## DIRECTIVE
Copy every line of the listing exactly.

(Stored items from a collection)
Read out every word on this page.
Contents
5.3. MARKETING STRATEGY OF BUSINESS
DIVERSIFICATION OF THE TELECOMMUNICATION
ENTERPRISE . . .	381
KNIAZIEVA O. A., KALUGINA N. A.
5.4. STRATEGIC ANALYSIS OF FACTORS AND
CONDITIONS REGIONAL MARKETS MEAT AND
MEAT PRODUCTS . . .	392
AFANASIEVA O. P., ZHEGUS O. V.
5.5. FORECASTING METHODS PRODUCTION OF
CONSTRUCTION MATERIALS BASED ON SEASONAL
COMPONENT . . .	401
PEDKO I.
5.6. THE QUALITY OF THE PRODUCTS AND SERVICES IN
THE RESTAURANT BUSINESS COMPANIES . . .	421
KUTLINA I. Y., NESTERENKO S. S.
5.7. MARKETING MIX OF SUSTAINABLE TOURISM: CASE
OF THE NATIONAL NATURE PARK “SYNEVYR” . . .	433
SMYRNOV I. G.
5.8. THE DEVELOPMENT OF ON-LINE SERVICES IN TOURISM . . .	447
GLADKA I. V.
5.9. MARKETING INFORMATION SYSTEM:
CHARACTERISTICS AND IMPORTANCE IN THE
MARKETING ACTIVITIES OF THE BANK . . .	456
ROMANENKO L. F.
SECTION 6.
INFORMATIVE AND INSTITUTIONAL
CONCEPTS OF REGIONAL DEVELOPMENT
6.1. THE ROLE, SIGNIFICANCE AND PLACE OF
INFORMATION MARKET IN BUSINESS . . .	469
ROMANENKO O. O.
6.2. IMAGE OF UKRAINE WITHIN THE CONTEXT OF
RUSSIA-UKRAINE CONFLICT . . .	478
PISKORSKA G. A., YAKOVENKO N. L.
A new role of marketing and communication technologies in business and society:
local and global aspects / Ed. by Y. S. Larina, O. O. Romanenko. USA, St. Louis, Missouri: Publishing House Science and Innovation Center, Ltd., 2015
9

## ANSWER TO THIS EXERCISE
Read out every word on this page.
Contents
5.3. MARKETING STRATEGY OF BUSINESS
DIVERSIFICATION OF THE TELECOMMUNICATION
ENTERPRISE . . .	381
KNIAZIEVA O. A., KALUGINA N. A.
5.4. STRATEGIC ANALYSIS OF FACTORS AND
CONDITIONS REGIONAL MARKETS MEAT AND
MEAT PRODUCTS . . .	392
AFANASIEVA O. P., ZHEGUS O. V.
5.5. FORECASTING METHODS PRODUCTION OF
CONSTRUCTION MATERIALS BASED ON SEASONAL
COMPONENT . . .	401
PEDKO I.
5.6. THE QUALITY OF THE PRODUCTS AND SERVICES IN
THE RESTAURANT BUSINESS COMPANIES . . .	421
KUTLINA I. Y., NESTERENKO S. S.
5.7. MARKETING MIX OF SUSTAINABLE TOURISM: CASE
OF THE NATIONAL NATURE PARK “SYNEVYR” . . .	433
SMYRNOV I. G.
5.8. THE DEVELOPMENT OF ON-LINE SERVICES IN TOURISM . . .	447
GLADKA I. V.
5.9. MARKETING INFORMATION SYSTEM:
CHARACTERISTICS AND IMPORTANCE IN THE
MARKETING ACTIVITIES OF THE BANK . . .	456
ROMANENKO L. F.
SECTION 6.
INFORMATIVE AND INSTITUTIONAL
CONCEPTS OF REGIONAL DEVELOPMENT
6.1. THE ROLE, SIGNIFICANCE AND PLACE OF
INFORMATION MARKET IN BUSINESS . . .	469
ROMANENKO O. O.
6.2. IMAGE OF UKRAINE WITHIN THE CONTEXT OF
RUSSIA-UKRAINE CONFLICT . . .	478
PISKORSKA G. A., YAKOVENKO N. L.
A new role of marketing and communication technologies in business and society:
local and global aspects / Ed. by Y. S. Larina, O. O. Romanenko. USA, St. Louis, Missouri: Publishing House Science and Innovation Center, Ltd., 2015
9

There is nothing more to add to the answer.